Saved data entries
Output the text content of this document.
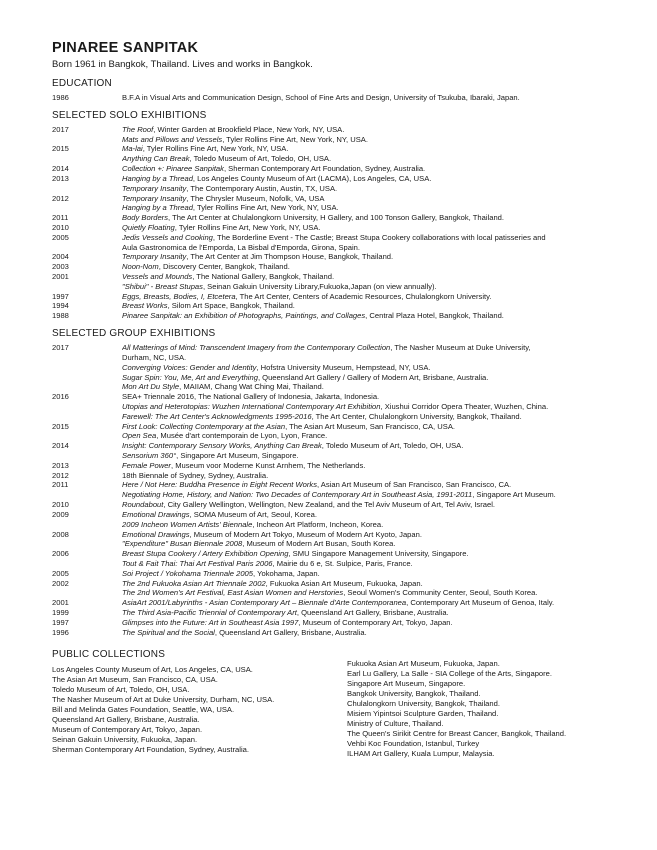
PINAREE SANPITAK
Born 1961 in Bangkok, Thailand. Lives and works in Bangkok.
EDUCATION
1986	B.F.A in Visual Arts and Communication Design, School of Fine Arts and Design, University of Tsukuba, Ibaraki, Japan.
SELECTED SOLO EXHIBITIONS
2017	The Roof, Winter Garden at Brookfield Place, New York, NY, USA.
Mats and Pillows and Vessels, Tyler Rollins Fine Art, New York, NY, USA.
2015	Ma-lai, Tyler Rollins Fine Art, New York, NY, USA.
Anything Can Break, Toledo Museum of Art, Toledo, OH, USA.
2014	Collection +: Pinaree Sanpitak, Sherman Contemporary Art Foundation, Sydney, Australia.
2013	Hanging by a Thread, Los Angeles County Museum of Art (LACMA), Los Angeles, CA, USA.
Temporary Insanity, The Contemporary Austin, Austin, TX, USA.
2012	Temporary Insanity, The Chrysler Museum, Nofolk, VA, USA
Hanging by a Thread, Tyler Rollins Fine Art, New York, NY, USA.
2011	Body Borders, The Art Center at Chulalongkorn University, H Gallery, and 100 Tonson Gallery, Bangkok, Thailand.
2010	Quietly Floating, Tyler Rollins Fine Art, New York, NY, USA.
2005	Jedis Vessels and Cooking, The Borderline Event - The Castle; Breast Stupa Cookery collaborations with local patisseries and
Aula Gastronomica de l'Emporda, La Bisbal d'Emporda, Girona, Spain.
2004	Temporary Insanity, The Art Center at Jim Thompson House, Bangkok, Thailand.
2003	Noon-Nom, Discovery Center, Bangkok, Thailand.
2001	Vessels and Mounds, The National Gallery, Bangkok, Thailand.
"Shibui" - Breast Stupas, Seinan Gakuin University Library,Fukuoka,Japan (on view annually).
1997	Eggs, Breasts, Bodies, I, Etcetera, The Art Center, Centers of Academic Resources, Chulalongkorn University.
1994	Breast Works, Silom Art Space, Bangkok, Thailand.
1988	Pinaree Sanpitak: an Exhibition of Photographs, Paintings, and Collages, Central Plaza Hotel, Bangkok, Thailand.
SELECTED GROUP EXHIBITIONS
2017	All Matterings of Mind: Transcendent Imagery from the Contemporary Collection, The Nasher Museum at Duke University,
Durham, NC, USA.
Converging Voices: Gender and Identity, Hofstra University Museum, Hempstead, NY, USA.
Sugar Spin: You, Me, Art and Everything, Queensland Art Gallery / Gallery of Modern Art, Brisbane, Australia.
Mon Art Du Style, MAIIAM, Chang Wat Ching Mai, Thailand.
2016	SEA+ Triennale 2016, The National Gallery of Indonesia, Jakarta, Indonesia.
Utopias and Heterotopias: Wuzhen International Contemporary Art Exhibition, Xiushui Corridor Opera Theater, Wuzhen, China.
Farewell: The Art Center's Acknowledgments 1995-2016, The Art Center, Chulalongkorn University, Bangkok, Thailand.
2015	First Look: Collecting Contemporary at the Asian, The Asian Art Museum, San Francisco, CA, USA.
Open Sea, Musée d'art contemporain de Lyon, Lyon, France.
2014	Insight: Contemporary Sensory Works, Anything Can Break, Toledo Museum of Art, Toledo, OH, USA.
Sensorium 360°, Singapore Art Museum, Singapore.
2013	Female Power, Museum voor Moderne Kunst Arnhem, The Netherlands.
2012	18th Biennale of Sydney, Sydney, Australia.
2011	Here / Not Here: Buddha Presence in Eight Recent Works, Asian Art Museum of San Francisco, San Francisco, CA.
Negotiating Home, History, and Nation: Two Decades of Contemporary Art in Southeast Asia, 1991-2011, Singapore Art Museum.
2010	Roundabout, City Gallery Wellington, Wellington, New Zealand, and the Tel Aviv Museum of Art, Tel Aviv, Israel.
2009	Emotional Drawings, SOMA Museum of Art, Seoul, Korea.
2009 Incheon Women Artists' Biennale, Incheon Art Platform, Incheon, Korea.
2008	Emotional Drawings, Museum of Modern Art Tokyo, Museum of Modern Art Kyoto, Japan.
"Expenditure" Busan Biennale 2008, Museum of Modern Art Busan, South Korea.
2006	Breast Stupa Cookery / Artery Exhibition Opening, SMU Singapore Management University, Singapore.
Tout & Fait Thai: Thai Art Festival Paris 2006, Mairie du 6 e, St. Sulpice, Paris, France.
2005	Soi Project / Yokohama Triennale 2005, Yokohama, Japan.
2002	The 2nd Fukuoka Asian Art Triennale 2002, Fukuoka Asian Art Museum, Fukuoka, Japan.
The 2nd Women's Art Festival, East Asian Women and Herstories, Seoul Women's Community Center, Seoul, South Korea.
2001	AsiaArt 2001/Labyrinths - Asian Contemporary Art – Biennale d'Arte Contemporanea, Contemporary Art Museum of Genoa, Italy.
1999	The Third Asia-Pacific Triennial of Contemporary Art, Queensland Art Gallery, Brisbane, Australia.
1997	Glimpses into the Future: Art in Southeast Asia 1997, Museum of Contemporary Art, Tokyo, Japan.
1996	The Spiritual and the Social, Queensland Art Gallery, Brisbane, Australia.
PUBLIC COLLECTIONS
Los Angeles County Museum of Art, Los Angeles, CA, USA.
The Asian Art Museum, San Francisco, CA, USA.
Toledo Museum of Art, Toledo, OH, USA.
The Nasher Museum of Art at Duke University, Durham, NC, USA.
Bill and Melinda Gates Foundation, Seattle, WA, USA.
Queensland Art Gallery, Brisbane, Australia.
Museum of Contemporary Art, Tokyo, Japan.
Seinan Gakuin University, Fukuoka, Japan.
Sherman Contemporary Art Foundation, Sydney, Australia.
Fukuoka Asian Art Museum, Fukuoka, Japan.
Earl Lu Gallery, La Salle - SIA College of the Arts, Singapore.
Singapore Art Museum, Singapore.
Bangkok University, Bangkok, Thailand.
Chulalongkorn University, Bangkok, Thailand.
Misiem Yipintsoi Sculpture Garden, Thailand.
Ministry of Culture, Thailand.
The Queen's Sirikit Centre for Breast Cancer, Bangkok, Thailand.
Vehbi Koc Foundation, Istanbul, Turkey
ILHAM Art Gallery, Kuala Lumpur, Malaysia.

_Aim:_
Nothing but the pictures may be dropped; output the records above exactly.

_Solution:_
Output the text content of this document.
PINAREE SANPITAK
Born 1961 in Bangkok, Thailand. Lives and works in Bangkok.
EDUCATION
1986	B.F.A in Visual Arts and Communication Design, School of Fine Arts and Design, University of Tsukuba, Ibaraki, Japan.
SELECTED SOLO EXHIBITIONS
2017	The Roof, Winter Garden at Brookfield Place, New York, NY, USA.
Mats and Pillows and Vessels, Tyler Rollins Fine Art, New York, NY, USA.
2015	Ma-lai, Tyler Rollins Fine Art, New York, NY, USA.
Anything Can Break, Toledo Museum of Art, Toledo, OH, USA.
2014	Collection +: Pinaree Sanpitak, Sherman Contemporary Art Foundation, Sydney, Australia.
2013	Hanging by a Thread, Los Angeles County Museum of Art (LACMA), Los Angeles, CA, USA.
Temporary Insanity, The Contemporary Austin, Austin, TX, USA.
2012	Temporary Insanity, The Chrysler Museum, Nofolk, VA, USA
Hanging by a Thread, Tyler Rollins Fine Art, New York, NY, USA.
2011	Body Borders, The Art Center at Chulalongkorn University, H Gallery, and 100 Tonson Gallery, Bangkok, Thailand.
2010	Quietly Floating, Tyler Rollins Fine Art, New York, NY, USA.
2005	Jedis Vessels and Cooking, The Borderline Event - The Castle; Breast Stupa Cookery collaborations with local patisseries and
Aula Gastronomica de l'Emporda, La Bisbal d'Emporda, Girona, Spain.
2004	Temporary Insanity, The Art Center at Jim Thompson House, Bangkok, Thailand.
2003	Noon-Nom, Discovery Center, Bangkok, Thailand.
2001	Vessels and Mounds, The National Gallery, Bangkok, Thailand.
"Shibui" - Breast Stupas, Seinan Gakuin University Library,Fukuoka,Japan (on view annually).
1997	Eggs, Breasts, Bodies, I, Etcetera, The Art Center, Centers of Academic Resources, Chulalongkorn University.
1994	Breast Works, Silom Art Space, Bangkok, Thailand.
1988	Pinaree Sanpitak: an Exhibition of Photographs, Paintings, and Collages, Central Plaza Hotel, Bangkok, Thailand.
SELECTED GROUP EXHIBITIONS
2017	All Matterings of Mind: Transcendent Imagery from the Contemporary Collection, The Nasher Museum at Duke University,
Durham, NC, USA.
Converging Voices: Gender and Identity, Hofstra University Museum, Hempstead, NY, USA.
Sugar Spin: You, Me, Art and Everything, Queensland Art Gallery / Gallery of Modern Art, Brisbane, Australia.
Mon Art Du Style, MAIIAM, Chang Wat Ching Mai, Thailand.
2016	SEA+ Triennale 2016, The National Gallery of Indonesia, Jakarta, Indonesia.
Utopias and Heterotopias: Wuzhen International Contemporary Art Exhibition, Xiushui Corridor Opera Theater, Wuzhen, China.
Farewell: The Art Center's Acknowledgments 1995-2016, The Art Center, Chulalongkorn University, Bangkok, Thailand.
2015	First Look: Collecting Contemporary at the Asian, The Asian Art Museum, San Francisco, CA, USA.
Open Sea, Musée d'art contemporain de Lyon, Lyon, France.
2014	Insight: Contemporary Sensory Works, Anything Can Break, Toledo Museum of Art, Toledo, OH, USA.
Sensorium 360°, Singapore Art Museum, Singapore.
2013	Female Power, Museum voor Moderne Kunst Arnhem, The Netherlands.
2012	18th Biennale of Sydney, Sydney, Australia.
2011	Here / Not Here: Buddha Presence in Eight Recent Works, Asian Art Museum of San Francisco, San Francisco, CA.
Negotiating Home, History, and Nation: Two Decades of Contemporary Art in Southeast Asia, 1991-2011, Singapore Art Museum.
2010	Roundabout, City Gallery Wellington, Wellington, New Zealand, and the Tel Aviv Museum of Art, Tel Aviv, Israel.
2009	Emotional Drawings, SOMA Museum of Art, Seoul, Korea.
2009 Incheon Women Artists' Biennale, Incheon Art Platform, Incheon, Korea.
2008	Emotional Drawings, Museum of Modern Art Tokyo, Museum of Modern Art Kyoto, Japan.
"Expenditure" Busan Biennale 2008, Museum of Modern Art Busan, South Korea.
2006	Breast Stupa Cookery / Artery Exhibition Opening, SMU Singapore Management University, Singapore.
Tout & Fait Thai: Thai Art Festival Paris 2006, Mairie du 6 e, St. Sulpice, Paris, France.
2005	Soi Project / Yokohama Triennale 2005, Yokohama, Japan.
2002	The 2nd Fukuoka Asian Art Triennale 2002, Fukuoka Asian Art Museum, Fukuoka, Japan.
The 2nd Women's Art Festival, East Asian Women and Herstories, Seoul Women's Community Center, Seoul, South Korea.
2001	AsiaArt 2001/Labyrinths - Asian Contemporary Art – Biennale d'Arte Contemporanea, Contemporary Art Museum of Genoa, Italy.
1999	The Third Asia-Pacific Triennial of Contemporary Art, Queensland Art Gallery, Brisbane, Australia.
1997	Glimpses into the Future: Art in Southeast Asia 1997, Museum of Contemporary Art, Tokyo, Japan.
1996	The Spiritual and the Social, Queensland Art Gallery, Brisbane, Australia.
PUBLIC COLLECTIONS
Los Angeles County Museum of Art, Los Angeles, CA, USA.
The Asian Art Museum, San Francisco, CA, USA.
Toledo Museum of Art, Toledo, OH, USA.
The Nasher Museum of Art at Duke University, Durham, NC, USA.
Bill and Melinda Gates Foundation, Seattle, WA, USA.
Queensland Art Gallery, Brisbane, Australia.
Museum of Contemporary Art, Tokyo, Japan.
Seinan Gakuin University, Fukuoka, Japan.
Sherman Contemporary Art Foundation, Sydney, Australia.
Fukuoka Asian Art Museum, Fukuoka, Japan.
Earl Lu Gallery, La Salle - SIA College of the Arts, Singapore.
Singapore Art Museum, Singapore.
Bangkok University, Bangkok, Thailand.
Chulalongkorn University, Bangkok, Thailand.
Misiem Yipintsoi Sculpture Garden, Thailand.
Ministry of Culture, Thailand.
The Queen's Sirikit Centre for Breast Cancer, Bangkok, Thailand.
Vehbi Koc Foundation, Istanbul, Turkey
ILHAM Art Gallery, Kuala Lumpur, Malaysia.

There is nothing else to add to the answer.